(Dataset entries)
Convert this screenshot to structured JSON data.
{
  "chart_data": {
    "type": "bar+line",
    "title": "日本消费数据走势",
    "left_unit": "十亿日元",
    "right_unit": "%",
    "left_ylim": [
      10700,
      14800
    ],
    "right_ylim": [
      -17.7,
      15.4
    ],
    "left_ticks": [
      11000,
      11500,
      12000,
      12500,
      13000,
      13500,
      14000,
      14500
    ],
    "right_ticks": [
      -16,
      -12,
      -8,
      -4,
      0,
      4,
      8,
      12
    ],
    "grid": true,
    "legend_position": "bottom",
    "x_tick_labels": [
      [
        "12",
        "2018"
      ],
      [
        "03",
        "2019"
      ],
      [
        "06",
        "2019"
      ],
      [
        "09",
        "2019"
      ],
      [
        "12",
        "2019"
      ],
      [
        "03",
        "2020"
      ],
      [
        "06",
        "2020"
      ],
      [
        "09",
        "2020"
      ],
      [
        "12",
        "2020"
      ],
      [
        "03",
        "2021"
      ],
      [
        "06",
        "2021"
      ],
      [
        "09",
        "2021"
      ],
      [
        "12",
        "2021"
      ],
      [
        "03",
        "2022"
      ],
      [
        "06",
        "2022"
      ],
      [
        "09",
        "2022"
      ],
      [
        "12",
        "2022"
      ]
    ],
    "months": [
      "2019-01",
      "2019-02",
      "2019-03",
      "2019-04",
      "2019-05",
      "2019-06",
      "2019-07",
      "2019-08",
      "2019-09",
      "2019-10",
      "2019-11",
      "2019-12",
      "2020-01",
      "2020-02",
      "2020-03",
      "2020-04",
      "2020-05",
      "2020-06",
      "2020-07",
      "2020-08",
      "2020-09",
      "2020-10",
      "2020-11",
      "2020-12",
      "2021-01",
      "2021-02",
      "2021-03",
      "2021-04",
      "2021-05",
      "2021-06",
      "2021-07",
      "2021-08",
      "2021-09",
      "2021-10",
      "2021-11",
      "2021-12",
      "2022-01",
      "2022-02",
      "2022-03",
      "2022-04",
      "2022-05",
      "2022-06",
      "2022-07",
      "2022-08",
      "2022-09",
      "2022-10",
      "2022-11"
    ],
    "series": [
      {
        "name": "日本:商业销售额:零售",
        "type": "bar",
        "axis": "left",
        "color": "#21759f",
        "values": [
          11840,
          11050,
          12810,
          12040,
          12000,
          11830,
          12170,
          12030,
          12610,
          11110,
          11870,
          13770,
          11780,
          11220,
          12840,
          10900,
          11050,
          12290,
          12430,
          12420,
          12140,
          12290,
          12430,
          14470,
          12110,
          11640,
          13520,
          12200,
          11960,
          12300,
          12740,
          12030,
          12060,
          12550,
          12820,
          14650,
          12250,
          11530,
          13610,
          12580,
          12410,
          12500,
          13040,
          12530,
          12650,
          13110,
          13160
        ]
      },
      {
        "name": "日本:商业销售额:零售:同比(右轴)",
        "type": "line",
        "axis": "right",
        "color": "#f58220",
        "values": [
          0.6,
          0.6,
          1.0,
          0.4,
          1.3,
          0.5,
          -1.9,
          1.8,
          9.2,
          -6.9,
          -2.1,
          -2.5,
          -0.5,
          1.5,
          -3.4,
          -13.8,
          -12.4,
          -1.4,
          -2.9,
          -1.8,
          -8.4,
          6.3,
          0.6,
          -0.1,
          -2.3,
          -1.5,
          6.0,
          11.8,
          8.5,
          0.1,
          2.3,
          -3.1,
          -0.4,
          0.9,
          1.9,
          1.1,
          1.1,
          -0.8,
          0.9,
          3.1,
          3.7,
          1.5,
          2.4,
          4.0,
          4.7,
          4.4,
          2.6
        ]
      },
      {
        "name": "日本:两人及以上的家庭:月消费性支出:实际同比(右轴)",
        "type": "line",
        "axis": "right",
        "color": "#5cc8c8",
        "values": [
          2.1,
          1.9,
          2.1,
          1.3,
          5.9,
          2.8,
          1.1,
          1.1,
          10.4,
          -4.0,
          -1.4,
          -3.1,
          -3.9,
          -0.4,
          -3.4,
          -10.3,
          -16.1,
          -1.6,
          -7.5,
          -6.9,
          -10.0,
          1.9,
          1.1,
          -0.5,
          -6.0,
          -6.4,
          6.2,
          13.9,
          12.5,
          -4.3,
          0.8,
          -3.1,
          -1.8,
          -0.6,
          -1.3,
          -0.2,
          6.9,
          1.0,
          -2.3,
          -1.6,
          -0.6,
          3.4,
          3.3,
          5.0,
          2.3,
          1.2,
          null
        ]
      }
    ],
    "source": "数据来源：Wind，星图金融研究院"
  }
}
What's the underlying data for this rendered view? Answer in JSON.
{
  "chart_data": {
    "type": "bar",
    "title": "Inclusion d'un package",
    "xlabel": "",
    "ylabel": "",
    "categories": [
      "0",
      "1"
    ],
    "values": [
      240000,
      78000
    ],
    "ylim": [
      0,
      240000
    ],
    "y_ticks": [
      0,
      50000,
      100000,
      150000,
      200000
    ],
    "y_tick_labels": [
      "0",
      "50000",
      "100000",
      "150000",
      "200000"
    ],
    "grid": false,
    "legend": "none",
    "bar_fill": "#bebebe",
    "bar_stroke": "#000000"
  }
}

(DIRECTIVE):
Write out every record, exactly as written.

(CORRECT OUTPUT):
Convert this screenshot to structured JSON data.
{
  "chart_data": {
    "type": "bar+line",
    "title": "日本消费数据走势",
    "left_unit": "十亿日元",
    "right_unit": "%",
    "left_ylim": [
      10700,
      14800
    ],
    "right_ylim": [
      -17.7,
      15.4
    ],
    "left_ticks": [
      11000,
      11500,
      12000,
      12500,
      13000,
      13500,
      14000,
      14500
    ],
    "right_ticks": [
      -16,
      -12,
      -8,
      -4,
      0,
      4,
      8,
      12
    ],
    "grid": true,
    "legend_position": "bottom",
    "x_tick_labels": [
      [
        "12",
        "2018"
      ],
      [
        "03",
        "2019"
      ],
      [
        "06",
        "2019"
      ],
      [
        "09",
        "2019"
      ],
      [
        "12",
        "2019"
      ],
      [
        "03",
        "2020"
      ],
      [
        "06",
        "2020"
      ],
      [
        "09",
        "2020"
      ],
      [
        "12",
        "2020"
      ],
      [
        "03",
        "2021"
      ],
      [
        "06",
        "2021"
      ],
      [
        "09",
        "2021"
      ],
      [
        "12",
        "2021"
      ],
      [
        "03",
        "2022"
      ],
      [
        "06",
        "2022"
      ],
      [
        "09",
        "2022"
      ],
      [
        "12",
        "2022"
      ]
    ],
    "months": [
      "2019-01",
      "2019-02",
      "2019-03",
      "2019-04",
      "2019-05",
      "2019-06",
      "2019-07",
      "2019-08",
      "2019-09",
      "2019-10",
      "2019-11",
      "2019-12",
      "2020-01",
      "2020-02",
      "2020-03",
      "2020-04",
      "2020-05",
      "2020-06",
      "2020-07",
      "2020-08",
      "2020-09",
      "2020-10",
      "2020-11",
      "2020-12",
      "2021-01",
      "2021-02",
      "2021-03",
      "2021-04",
      "2021-05",
      "2021-06",
      "2021-07",
      "2021-08",
      "2021-09",
      "2021-10",
      "2021-11",
      "2021-12",
      "2022-01",
      "2022-02",
      "2022-03",
      "2022-04",
      "2022-05",
      "2022-06",
      "2022-07",
      "2022-08",
      "2022-09",
      "2022-10",
      "2022-11"
    ],
    "series": [
      {
        "name": "日本:商业销售额:零售",
        "type": "bar",
        "axis": "left",
        "color": "#21759f",
        "values": [
          11840,
          11050,
          12810,
          12040,
          12000,
          11830,
          12170,
          12030,
          12610,
          11110,
          11870,
          13770,
          11780,
          11220,
          12840,
          10900,
          11050,
          12290,
          12430,
          12420,
          12140,
          12290,
          12430,
          14470,
          12110,
          11640,
          13520,
          12200,
          11960,
          12300,
          12740,
          12030,
          12060,
          12550,
          12820,
          14650,
          12250,
          11530,
          13610,
          12580,
          12410,
          12500,
          13040,
          12530,
          12650,
          13110,
          13160
        ]
      },
      {
        "name": "日本:商业销售额:零售:同比(右轴)",
        "type": "line",
        "axis": "right",
        "color": "#f58220",
        "values": [
          0.6,
          0.6,
          1.0,
          0.4,
          1.3,
          0.5,
          -1.9,
          1.8,
          9.2,
          -6.9,
          -2.1,
          -2.5,
          -0.5,
          1.5,
          -3.4,
          -13.8,
          -12.4,
          -1.4,
          -2.9,
          -1.8,
          -8.4,
          6.3,
          0.6,
          -0.1,
          -2.3,
          -1.5,
          6.0,
          11.8,
          8.5,
          0.1,
          2.3,
          -3.1,
          -0.4,
          0.9,
          1.9,
          1.1,
          1.1,
          -0.8,
          0.9,
          3.1,
          3.7,
          1.5,
          2.4,
          4.0,
          4.7,
          4.4,
          2.6
        ]
      },
      {
        "name": "日本:两人及以上的家庭:月消费性支出:实际同比(右轴)",
        "type": "line",
        "axis": "right",
        "color": "#5cc8c8",
        "values": [
          2.1,
          1.9,
          2.1,
          1.3,
          5.9,
          2.8,
          1.1,
          1.1,
          10.4,
          -4.0,
          -1.4,
          -3.1,
          -3.9,
          -0.4,
          -3.4,
          -10.3,
          -16.1,
          -1.6,
          -7.5,
          -6.9,
          -10.0,
          1.9,
          1.1,
          -0.5,
          -6.0,
          -6.4,
          6.2,
          13.9,
          12.5,
          -4.3,
          0.8,
          -3.1,
          -1.8,
          -0.6,
          -1.3,
          -0.2,
          6.9,
          1.0,
          -2.3,
          -1.6,
          -0.6,
          3.4,
          3.3,
          5.0,
          2.3,
          1.2,
          null
        ]
      }
    ],
    "source": "数据来源：Wind，星图金融研究院"
  }
}
What's the underlying data for this rendered view? Answer in JSON.
{
  "chart_data": {
    "type": "bar",
    "title": "Inclusion d'un package",
    "xlabel": "",
    "ylabel": "",
    "categories": [
      "0",
      "1"
    ],
    "values": [
      240000,
      78000
    ],
    "ylim": [
      0,
      240000
    ],
    "y_ticks": [
      0,
      50000,
      100000,
      150000,
      200000
    ],
    "y_tick_labels": [
      "0",
      "50000",
      "100000",
      "150000",
      "200000"
    ],
    "grid": false,
    "legend": "none",
    "bar_fill": "#bebebe",
    "bar_stroke": "#000000"
  }
}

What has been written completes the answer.